Task requirements> Gather the lines below that include the string "عندما", copying each in full.

Dataset entries>
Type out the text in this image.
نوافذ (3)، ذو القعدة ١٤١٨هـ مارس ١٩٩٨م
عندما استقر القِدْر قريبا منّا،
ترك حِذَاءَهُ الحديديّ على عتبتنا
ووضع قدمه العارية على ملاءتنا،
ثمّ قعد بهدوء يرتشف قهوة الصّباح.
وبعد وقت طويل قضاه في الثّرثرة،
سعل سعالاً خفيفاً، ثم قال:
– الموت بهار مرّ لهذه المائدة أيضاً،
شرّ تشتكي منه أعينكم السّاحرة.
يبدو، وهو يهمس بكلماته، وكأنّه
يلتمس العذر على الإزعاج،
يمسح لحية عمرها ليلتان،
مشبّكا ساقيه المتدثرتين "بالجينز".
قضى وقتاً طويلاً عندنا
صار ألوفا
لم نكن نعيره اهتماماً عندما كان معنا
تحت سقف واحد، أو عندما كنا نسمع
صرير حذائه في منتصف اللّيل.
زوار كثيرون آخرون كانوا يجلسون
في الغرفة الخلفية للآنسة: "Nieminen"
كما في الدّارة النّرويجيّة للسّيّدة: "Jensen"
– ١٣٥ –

The answer>
عندما استقر القِدْر قريبا منّا،
لم نكن نعيره اهتماماً عندما كان معنا
تحت سقف واحد، أو عندما كنا نسمع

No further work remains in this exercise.